__Exercise task__
In the material below, the lines containing the word "Bölüm" are required; copy each of them.

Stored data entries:
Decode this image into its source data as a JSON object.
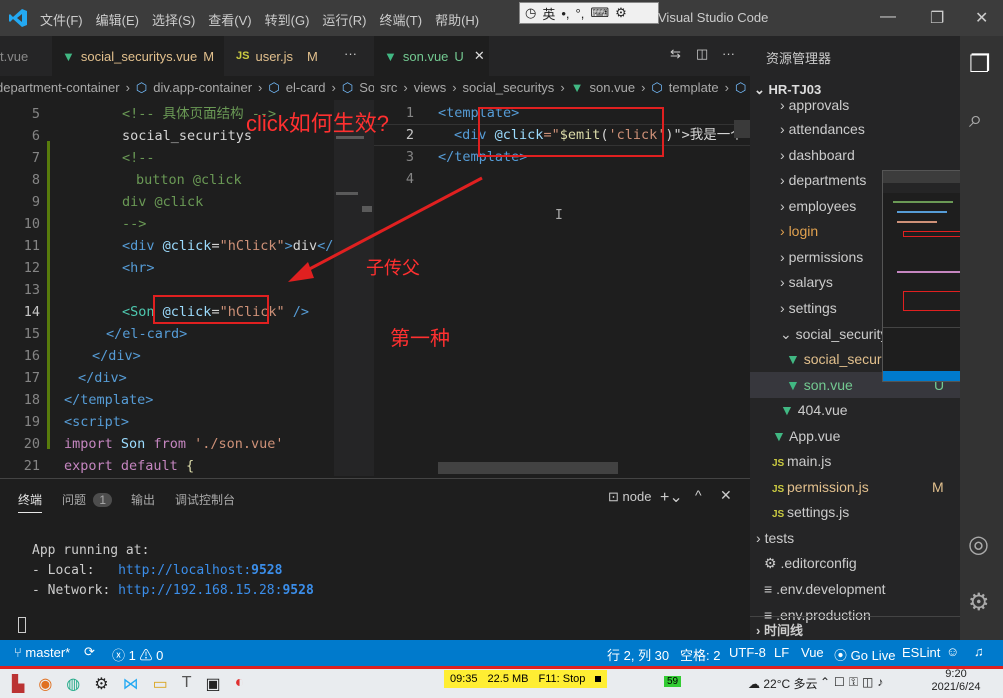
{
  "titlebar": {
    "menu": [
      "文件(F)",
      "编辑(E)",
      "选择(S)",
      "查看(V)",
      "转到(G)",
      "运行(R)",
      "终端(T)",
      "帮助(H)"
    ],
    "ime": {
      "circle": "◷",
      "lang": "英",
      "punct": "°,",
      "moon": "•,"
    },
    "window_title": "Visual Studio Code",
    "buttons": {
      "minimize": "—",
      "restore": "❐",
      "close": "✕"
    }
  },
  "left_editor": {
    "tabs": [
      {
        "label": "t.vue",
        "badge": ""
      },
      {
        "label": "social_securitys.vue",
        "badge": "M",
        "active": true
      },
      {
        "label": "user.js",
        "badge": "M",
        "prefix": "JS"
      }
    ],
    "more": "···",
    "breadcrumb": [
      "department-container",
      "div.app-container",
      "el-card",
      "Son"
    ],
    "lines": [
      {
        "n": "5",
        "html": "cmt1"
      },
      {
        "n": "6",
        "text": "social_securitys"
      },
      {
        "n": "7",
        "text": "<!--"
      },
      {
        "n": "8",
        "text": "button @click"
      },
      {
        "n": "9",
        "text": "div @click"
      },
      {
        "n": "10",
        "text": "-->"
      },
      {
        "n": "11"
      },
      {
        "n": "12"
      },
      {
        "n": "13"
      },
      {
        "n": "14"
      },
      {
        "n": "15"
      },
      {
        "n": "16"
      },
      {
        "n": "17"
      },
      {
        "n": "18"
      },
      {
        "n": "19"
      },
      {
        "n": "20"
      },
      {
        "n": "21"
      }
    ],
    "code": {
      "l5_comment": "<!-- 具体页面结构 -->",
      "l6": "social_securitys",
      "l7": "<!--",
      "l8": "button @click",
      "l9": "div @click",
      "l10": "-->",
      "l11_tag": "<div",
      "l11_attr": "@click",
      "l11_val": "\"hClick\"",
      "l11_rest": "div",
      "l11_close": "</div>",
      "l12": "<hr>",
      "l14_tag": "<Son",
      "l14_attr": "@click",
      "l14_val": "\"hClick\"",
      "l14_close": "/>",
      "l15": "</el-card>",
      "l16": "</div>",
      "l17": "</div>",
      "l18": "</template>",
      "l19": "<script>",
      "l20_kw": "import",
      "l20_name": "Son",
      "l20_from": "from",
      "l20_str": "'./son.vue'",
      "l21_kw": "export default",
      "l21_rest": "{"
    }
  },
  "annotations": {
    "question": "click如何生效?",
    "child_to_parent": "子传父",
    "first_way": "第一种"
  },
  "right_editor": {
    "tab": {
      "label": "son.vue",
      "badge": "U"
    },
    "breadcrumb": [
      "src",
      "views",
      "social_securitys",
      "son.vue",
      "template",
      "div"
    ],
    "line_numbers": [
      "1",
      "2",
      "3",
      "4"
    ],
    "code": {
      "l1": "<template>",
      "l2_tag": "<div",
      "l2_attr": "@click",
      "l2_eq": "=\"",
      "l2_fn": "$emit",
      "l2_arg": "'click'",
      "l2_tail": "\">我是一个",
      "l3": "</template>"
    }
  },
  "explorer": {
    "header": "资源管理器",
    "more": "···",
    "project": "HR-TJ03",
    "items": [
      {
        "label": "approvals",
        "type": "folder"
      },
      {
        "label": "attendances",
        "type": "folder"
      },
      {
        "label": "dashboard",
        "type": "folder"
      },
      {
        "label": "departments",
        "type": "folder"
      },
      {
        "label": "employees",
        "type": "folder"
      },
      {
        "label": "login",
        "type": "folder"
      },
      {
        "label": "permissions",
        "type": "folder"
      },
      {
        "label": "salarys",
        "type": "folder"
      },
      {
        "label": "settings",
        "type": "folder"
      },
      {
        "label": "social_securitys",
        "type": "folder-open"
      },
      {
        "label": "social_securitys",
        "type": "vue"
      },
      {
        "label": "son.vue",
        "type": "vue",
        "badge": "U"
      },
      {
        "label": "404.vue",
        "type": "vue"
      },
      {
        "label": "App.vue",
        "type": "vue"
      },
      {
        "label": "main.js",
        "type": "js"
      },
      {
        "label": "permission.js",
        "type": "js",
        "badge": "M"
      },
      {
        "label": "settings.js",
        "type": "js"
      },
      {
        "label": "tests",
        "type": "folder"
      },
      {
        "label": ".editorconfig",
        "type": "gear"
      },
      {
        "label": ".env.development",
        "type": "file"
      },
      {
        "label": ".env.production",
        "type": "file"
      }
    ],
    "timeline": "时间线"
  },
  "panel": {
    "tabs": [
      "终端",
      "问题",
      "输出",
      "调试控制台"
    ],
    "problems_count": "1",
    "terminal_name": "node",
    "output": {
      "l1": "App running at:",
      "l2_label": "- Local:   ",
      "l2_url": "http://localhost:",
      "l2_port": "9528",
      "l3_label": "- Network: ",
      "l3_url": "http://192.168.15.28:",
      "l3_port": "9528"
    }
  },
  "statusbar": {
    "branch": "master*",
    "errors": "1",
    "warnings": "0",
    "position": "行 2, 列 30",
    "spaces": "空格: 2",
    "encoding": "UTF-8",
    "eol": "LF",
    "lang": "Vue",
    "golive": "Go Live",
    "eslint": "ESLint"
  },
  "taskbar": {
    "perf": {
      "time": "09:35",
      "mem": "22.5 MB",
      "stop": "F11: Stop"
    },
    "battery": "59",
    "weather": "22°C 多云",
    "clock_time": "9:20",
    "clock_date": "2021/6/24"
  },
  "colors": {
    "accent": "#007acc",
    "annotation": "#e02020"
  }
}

* * *

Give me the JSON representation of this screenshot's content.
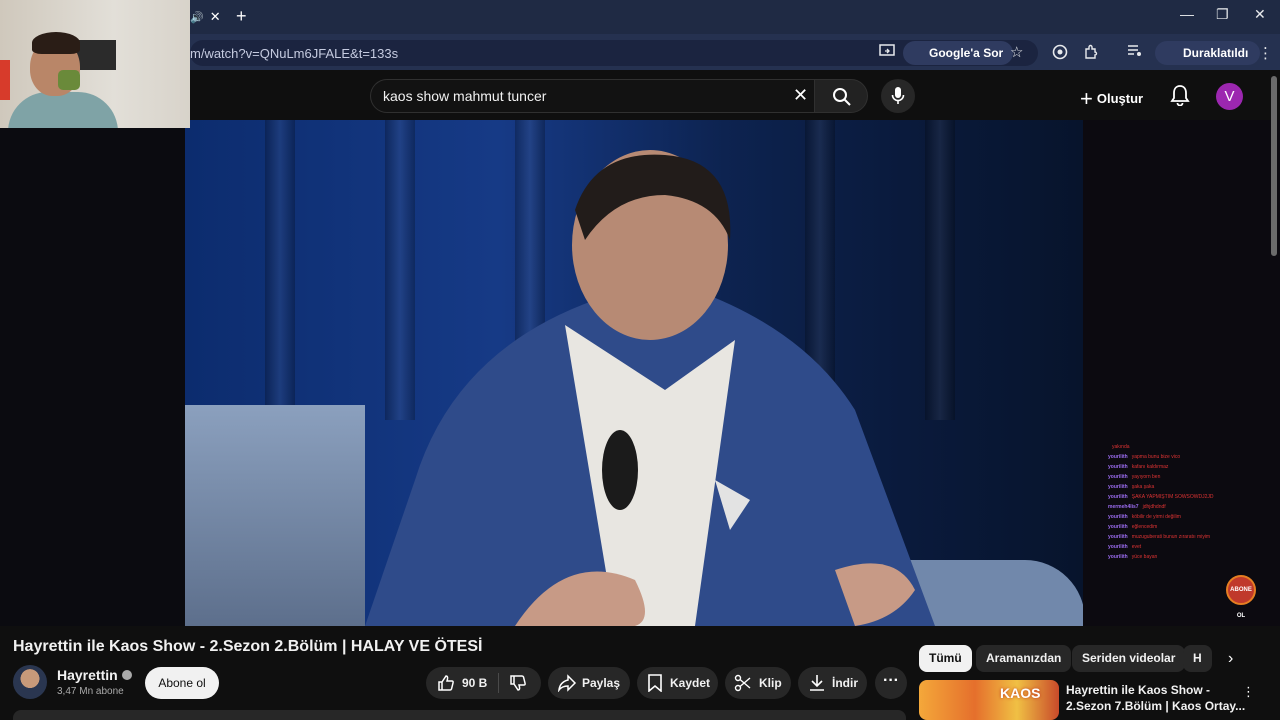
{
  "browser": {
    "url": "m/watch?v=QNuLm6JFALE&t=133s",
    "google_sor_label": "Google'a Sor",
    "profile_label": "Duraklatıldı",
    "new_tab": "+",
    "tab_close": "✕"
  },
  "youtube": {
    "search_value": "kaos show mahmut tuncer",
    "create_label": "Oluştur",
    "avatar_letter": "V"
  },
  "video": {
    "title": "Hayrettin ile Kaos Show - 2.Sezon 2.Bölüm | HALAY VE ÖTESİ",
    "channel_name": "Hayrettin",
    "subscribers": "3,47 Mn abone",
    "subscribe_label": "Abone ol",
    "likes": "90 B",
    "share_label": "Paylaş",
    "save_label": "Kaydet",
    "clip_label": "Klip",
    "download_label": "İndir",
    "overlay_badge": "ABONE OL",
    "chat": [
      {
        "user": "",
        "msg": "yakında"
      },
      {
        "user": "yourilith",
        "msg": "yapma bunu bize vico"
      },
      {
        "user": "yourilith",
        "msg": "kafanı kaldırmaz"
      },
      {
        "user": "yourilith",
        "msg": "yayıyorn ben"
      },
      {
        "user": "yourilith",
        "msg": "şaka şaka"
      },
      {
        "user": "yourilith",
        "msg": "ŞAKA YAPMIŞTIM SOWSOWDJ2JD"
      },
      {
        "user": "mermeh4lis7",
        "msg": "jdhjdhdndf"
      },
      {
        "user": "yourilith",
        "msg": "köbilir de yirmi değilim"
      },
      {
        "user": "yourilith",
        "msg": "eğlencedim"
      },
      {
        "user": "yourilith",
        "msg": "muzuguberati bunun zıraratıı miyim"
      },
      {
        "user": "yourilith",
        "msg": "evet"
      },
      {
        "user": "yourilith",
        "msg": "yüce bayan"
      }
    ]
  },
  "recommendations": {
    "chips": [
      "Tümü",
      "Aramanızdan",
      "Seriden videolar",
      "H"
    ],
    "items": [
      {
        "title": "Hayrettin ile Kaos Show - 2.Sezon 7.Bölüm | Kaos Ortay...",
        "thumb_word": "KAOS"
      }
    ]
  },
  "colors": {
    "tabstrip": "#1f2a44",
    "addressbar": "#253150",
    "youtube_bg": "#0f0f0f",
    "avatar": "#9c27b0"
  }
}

__Expected answer__
    "title": "Hayrettin ile Kaos Show - 2.Sezon 2.Bölüm | HALAY VE ÖTESİ",
        "title": "Hayrettin ile Kaos Show - 2.Sezon 7.Bölüm | Kaos Ortay...",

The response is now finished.